▶ _Task details_
Repeat the listing that follows, character for character, minus the pictures.

[begin Available data]

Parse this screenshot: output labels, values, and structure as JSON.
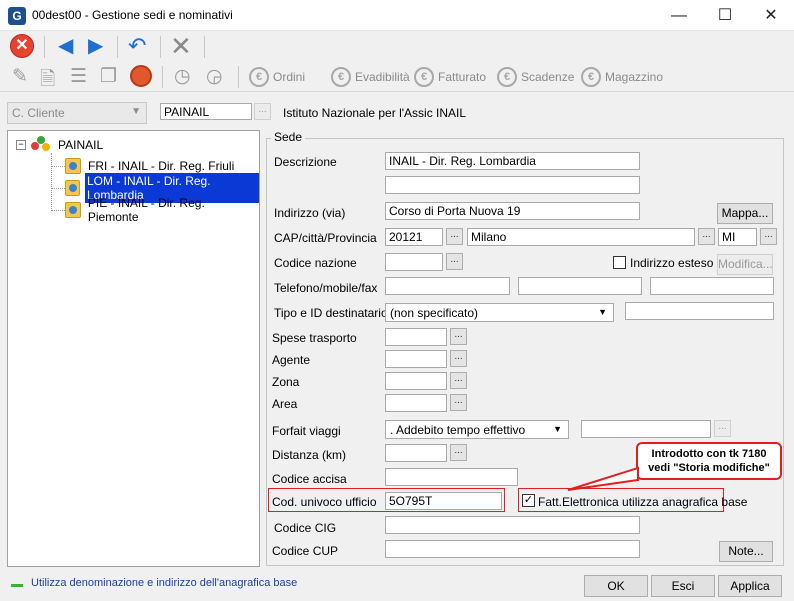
{
  "window": {
    "app_icon": "G",
    "title": "00dest00 - Gestione sedi e nominativi",
    "controls": {
      "minimize": "—",
      "maximize": "☐",
      "close": "✕"
    }
  },
  "toolbar": {
    "items": [
      {
        "label": "Ordini",
        "icon": "orders-icon"
      },
      {
        "label": "Evadibilità",
        "icon": "fulfillable-icon"
      },
      {
        "label": "Fatturato",
        "icon": "invoiced-icon"
      },
      {
        "label": "Scadenze",
        "icon": "deadlines-icon"
      },
      {
        "label": "Magazzino",
        "icon": "warehouse-icon"
      }
    ]
  },
  "customer": {
    "type": "C. Cliente",
    "code": "PAINAIL",
    "name": "Istituto Nazionale per l'Assic INAIL",
    "dots": "..."
  },
  "tree": {
    "root": "PAINAIL",
    "items": [
      {
        "label": "FRI - INAIL - Dir. Reg. Friuli",
        "selected": false
      },
      {
        "label": "LOM - INAIL - Dir. Reg. Lombardia",
        "selected": true
      },
      {
        "label": "PIE - INAIL - Dir. Reg. Piemonte",
        "selected": false
      }
    ]
  },
  "sede": {
    "group_title": "Sede",
    "labels": {
      "descrizione": "Descrizione",
      "indirizzo": "Indirizzo (via)",
      "cap_citta": "CAP/città/Provincia",
      "codice_nazione": "Codice nazione",
      "telefono": "Telefono/mobile/fax",
      "tipo_id": "Tipo e ID destinatario",
      "spese_trasporto": "Spese trasporto",
      "agente": "Agente",
      "zona": "Zona",
      "area": "Area",
      "forfait_viaggi": "Forfait viaggi",
      "distanza": "Distanza (km)",
      "codice_accisa": "Codice accisa",
      "cod_univoco": "Cod. univoco ufficio",
      "codice_cig": "Codice CIG",
      "codice_cup": "Codice CUP"
    },
    "values": {
      "descrizione1": "INAIL - Dir. Reg. Lombardia",
      "descrizione2": "",
      "indirizzo": "Corso di Porta Nuova 19",
      "cap": "20121",
      "citta": "Milano",
      "provincia": "MI",
      "tipo_destinatario": "(non specificato)",
      "forfait_viaggi": ". Addebito tempo effettivo",
      "cod_univoco": "5O795T"
    },
    "buttons": {
      "mappa": "Mappa...",
      "modifica": "Modifica...",
      "note": "Note...",
      "dots": "..."
    },
    "checkboxes": {
      "indirizzo_esteso": {
        "label": "Indirizzo esteso",
        "checked": false
      },
      "fatt_elettronica": {
        "label": "Fatt.Elettronica utilizza anagrafica base",
        "checked": true
      }
    },
    "callout": {
      "line1": "Introdotto con tk 7180",
      "line2": "vedi \"Storia modifiche\""
    }
  },
  "status": {
    "text": "Utilizza denominazione e indirizzo dell'anagrafica base"
  },
  "footer": {
    "ok": "OK",
    "esci": "Esci",
    "applica": "Applica"
  },
  "colors": {
    "selection": "#0a39d6",
    "callout_border": "#e02020",
    "accent_blue": "#1f6fd0",
    "status_green": "#2db82d"
  }
}
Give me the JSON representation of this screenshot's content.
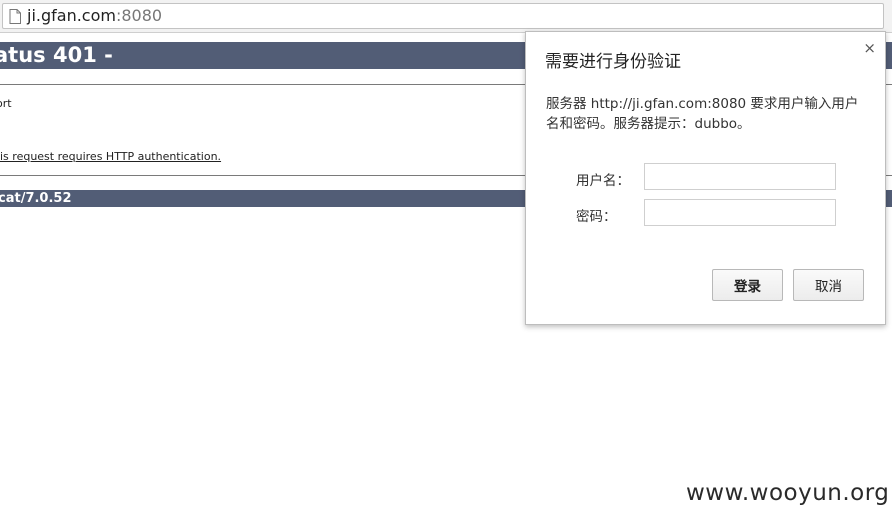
{
  "browser": {
    "url_host": "ji.gfan.com",
    "url_port": ":8080"
  },
  "page": {
    "header": "atus 401 -",
    "type_text": "ort",
    "description": "is request requires HTTP authentication.",
    "footer": "cat/7.0.52"
  },
  "dialog": {
    "title": "需要进行身份验证",
    "close": "×",
    "message": "服务器 http://ji.gfan.com:8080 要求用户输入用户名和密码。服务器提示：dubbo。",
    "username_label": "用户名：",
    "password_label": "密码：",
    "username_value": "",
    "password_value": "",
    "login_button": "登录",
    "cancel_button": "取消"
  },
  "watermark": "www.wooyun.org"
}
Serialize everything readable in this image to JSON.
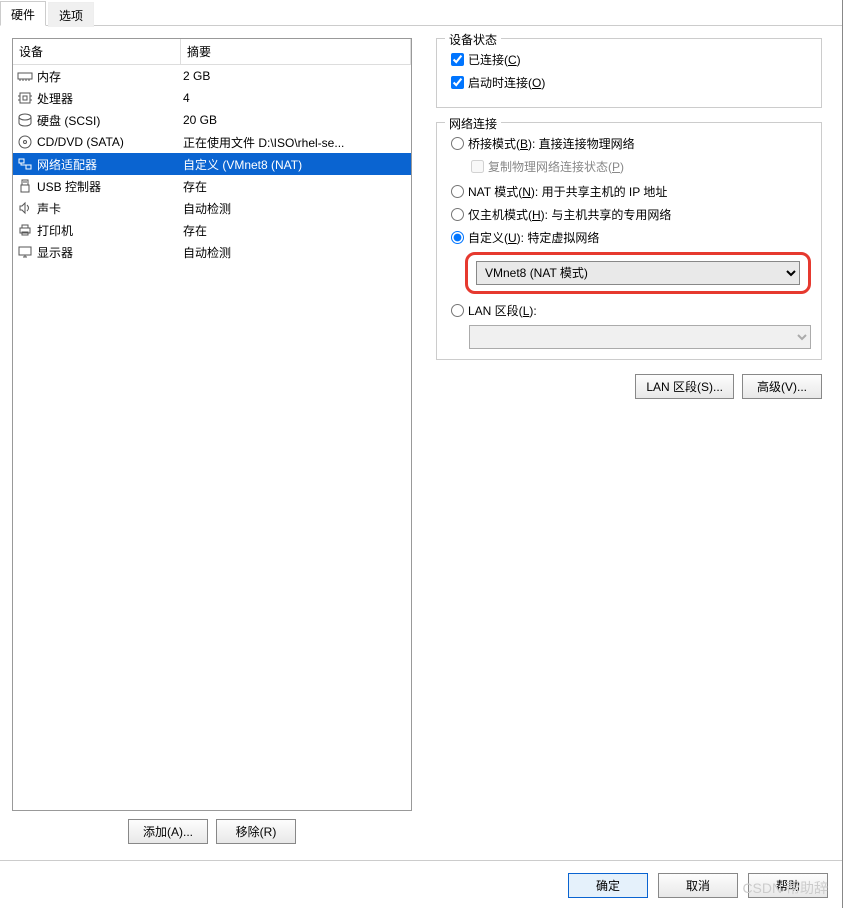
{
  "tabs": {
    "hardware": "硬件",
    "options": "选项"
  },
  "columns": {
    "device": "设备",
    "summary": "摘要"
  },
  "devices": [
    {
      "icon": "memory",
      "label": "内存",
      "summary": "2 GB",
      "selected": false
    },
    {
      "icon": "cpu",
      "label": "处理器",
      "summary": "4",
      "selected": false
    },
    {
      "icon": "disk",
      "label": "硬盘 (SCSI)",
      "summary": "20 GB",
      "selected": false
    },
    {
      "icon": "disc",
      "label": "CD/DVD (SATA)",
      "summary": "正在使用文件 D:\\ISO\\rhel-se...",
      "selected": false
    },
    {
      "icon": "network",
      "label": "网络适配器",
      "summary": "自定义 (VMnet8 (NAT)",
      "selected": true
    },
    {
      "icon": "usb",
      "label": "USB 控制器",
      "summary": "存在",
      "selected": false
    },
    {
      "icon": "sound",
      "label": "声卡",
      "summary": "自动检测",
      "selected": false
    },
    {
      "icon": "printer",
      "label": "打印机",
      "summary": "存在",
      "selected": false
    },
    {
      "icon": "display",
      "label": "显示器",
      "summary": "自动检测",
      "selected": false
    }
  ],
  "buttons": {
    "add": "添加(A)...",
    "remove": "移除(R)",
    "lan_segments": "LAN 区段(S)...",
    "advanced": "高级(V)...",
    "ok": "确定",
    "cancel": "取消",
    "help": "帮助"
  },
  "status_group": {
    "title": "设备状态",
    "connected": {
      "label": "已连接(",
      "hotkey": "C",
      "suffix": ")",
      "checked": true
    },
    "connect_at_poweron": {
      "label": "启动时连接(",
      "hotkey": "O",
      "suffix": ")",
      "checked": true
    }
  },
  "net_group": {
    "title": "网络连接",
    "bridged": {
      "label": "桥接模式(",
      "hotkey": "B",
      "suffix": "): 直接连接物理网络"
    },
    "replicate": {
      "label": "复制物理网络连接状态(",
      "hotkey": "P",
      "suffix": ")"
    },
    "nat": {
      "label": "NAT 模式(",
      "hotkey": "N",
      "suffix": "): 用于共享主机的 IP 地址"
    },
    "hostonly": {
      "label": "仅主机模式(",
      "hotkey": "H",
      "suffix": "): 与主机共享的专用网络"
    },
    "custom": {
      "label": "自定义(",
      "hotkey": "U",
      "suffix": "): 特定虚拟网络"
    },
    "custom_select": "VMnet8 (NAT 模式)",
    "lanseg": {
      "label": "LAN 区段(",
      "hotkey": "L",
      "suffix": "):"
    }
  },
  "watermark": "CSDN 帮助辞"
}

[end Available data]

▶ _Exercise answer_
Parse this screenshot: output labels, values, and structure as JSON.
{
  "window": {
    "app_icon": "G",
    "title": "00dest00 - Gestione sedi e nominativi",
    "controls": {
      "minimize": "—",
      "maximize": "☐",
      "close": "✕"
    }
  },
  "toolbar": {
    "items": [
      {
        "label": "Ordini",
        "icon": "orders-icon"
      },
      {
        "label": "Evadibilità",
        "icon": "fulfillable-icon"
      },
      {
        "label": "Fatturato",
        "icon": "invoiced-icon"
      },
      {
        "label": "Scadenze",
        "icon": "deadlines-icon"
      },
      {
        "label": "Magazzino",
        "icon": "warehouse-icon"
      }
    ]
  },
  "customer": {
    "type": "C. Cliente",
    "code": "PAINAIL",
    "name": "Istituto Nazionale per l'Assic INAIL",
    "dots": "..."
  },
  "tree": {
    "root": "PAINAIL",
    "items": [
      {
        "label": "FRI - INAIL - Dir. Reg. Friuli",
        "selected": false
      },
      {
        "label": "LOM - INAIL - Dir. Reg. Lombardia",
        "selected": true
      },
      {
        "label": "PIE - INAIL - Dir. Reg. Piemonte",
        "selected": false
      }
    ]
  },
  "sede": {
    "group_title": "Sede",
    "labels": {
      "descrizione": "Descrizione",
      "indirizzo": "Indirizzo (via)",
      "cap_citta": "CAP/città/Provincia",
      "codice_nazione": "Codice nazione",
      "telefono": "Telefono/mobile/fax",
      "tipo_id": "Tipo e ID destinatario",
      "spese_trasporto": "Spese trasporto",
      "agente": "Agente",
      "zona": "Zona",
      "area": "Area",
      "forfait_viaggi": "Forfait viaggi",
      "distanza": "Distanza (km)",
      "codice_accisa": "Codice accisa",
      "cod_univoco": "Cod. univoco ufficio",
      "codice_cig": "Codice CIG",
      "codice_cup": "Codice CUP"
    },
    "values": {
      "descrizione1": "INAIL - Dir. Reg. Lombardia",
      "descrizione2": "",
      "indirizzo": "Corso di Porta Nuova 19",
      "cap": "20121",
      "citta": "Milano",
      "provincia": "MI",
      "tipo_destinatario": "(non specificato)",
      "forfait_viaggi": ". Addebito tempo effettivo",
      "cod_univoco": "5O795T"
    },
    "buttons": {
      "mappa": "Mappa...",
      "modifica": "Modifica...",
      "note": "Note...",
      "dots": "..."
    },
    "checkboxes": {
      "indirizzo_esteso": {
        "label": "Indirizzo esteso",
        "checked": false
      },
      "fatt_elettronica": {
        "label": "Fatt.Elettronica utilizza anagrafica base",
        "checked": true
      }
    },
    "callout": {
      "line1": "Introdotto con tk 7180",
      "line2": "vedi \"Storia modifiche\""
    }
  },
  "status": {
    "text": "Utilizza denominazione e indirizzo dell'anagrafica base"
  },
  "footer": {
    "ok": "OK",
    "esci": "Esci",
    "applica": "Applica"
  },
  "colors": {
    "selection": "#0a39d6",
    "callout_border": "#e02020",
    "accent_blue": "#1f6fd0",
    "status_green": "#2db82d"
  }
}
Give me the JSON representation of this screenshot's content.
{
  "browser": {
    "url_host": "ji.gfan.com",
    "url_port": ":8080"
  },
  "page": {
    "header": "atus 401 -",
    "type_text": "ort",
    "description": "is request requires HTTP authentication.",
    "footer": "cat/7.0.52"
  },
  "dialog": {
    "title": "需要进行身份验证",
    "close": "×",
    "message": "服务器 http://ji.gfan.com:8080 要求用户输入用户名和密码。服务器提示：dubbo。",
    "username_label": "用户名：",
    "password_label": "密码：",
    "username_value": "",
    "password_value": "",
    "login_button": "登录",
    "cancel_button": "取消"
  },
  "watermark": "www.wooyun.org"
}
Serialize everything readable in this image to JSON.
{
  "tabs": {
    "hardware": "硬件",
    "options": "选项"
  },
  "columns": {
    "device": "设备",
    "summary": "摘要"
  },
  "devices": [
    {
      "icon": "memory",
      "label": "内存",
      "summary": "2 GB",
      "selected": false
    },
    {
      "icon": "cpu",
      "label": "处理器",
      "summary": "4",
      "selected": false
    },
    {
      "icon": "disk",
      "label": "硬盘 (SCSI)",
      "summary": "20 GB",
      "selected": false
    },
    {
      "icon": "disc",
      "label": "CD/DVD (SATA)",
      "summary": "正在使用文件 D:\\ISO\\rhel-se...",
      "selected": false
    },
    {
      "icon": "network",
      "label": "网络适配器",
      "summary": "自定义 (VMnet8 (NAT)",
      "selected": true
    },
    {
      "icon": "usb",
      "label": "USB 控制器",
      "summary": "存在",
      "selected": false
    },
    {
      "icon": "sound",
      "label": "声卡",
      "summary": "自动检测",
      "selected": false
    },
    {
      "icon": "printer",
      "label": "打印机",
      "summary": "存在",
      "selected": false
    },
    {
      "icon": "display",
      "label": "显示器",
      "summary": "自动检测",
      "selected": false
    }
  ],
  "buttons": {
    "add": "添加(A)...",
    "remove": "移除(R)",
    "lan_segments": "LAN 区段(S)...",
    "advanced": "高级(V)...",
    "ok": "确定",
    "cancel": "取消",
    "help": "帮助"
  },
  "status_group": {
    "title": "设备状态",
    "connected": {
      "label": "已连接(",
      "hotkey": "C",
      "suffix": ")",
      "checked": true
    },
    "connect_at_poweron": {
      "label": "启动时连接(",
      "hotkey": "O",
      "suffix": ")",
      "checked": true
    }
  },
  "net_group": {
    "title": "网络连接",
    "bridged": {
      "label": "桥接模式(",
      "hotkey": "B",
      "suffix": "): 直接连接物理网络"
    },
    "replicate": {
      "label": "复制物理网络连接状态(",
      "hotkey": "P",
      "suffix": ")"
    },
    "nat": {
      "label": "NAT 模式(",
      "hotkey": "N",
      "suffix": "): 用于共享主机的 IP 地址"
    },
    "hostonly": {
      "label": "仅主机模式(",
      "hotkey": "H",
      "suffix": "): 与主机共享的专用网络"
    },
    "custom": {
      "label": "自定义(",
      "hotkey": "U",
      "suffix": "): 特定虚拟网络"
    },
    "custom_select": "VMnet8 (NAT 模式)",
    "lanseg": {
      "label": "LAN 区段(",
      "hotkey": "L",
      "suffix": "):"
    }
  },
  "watermark": "CSDN 帮助辞"
}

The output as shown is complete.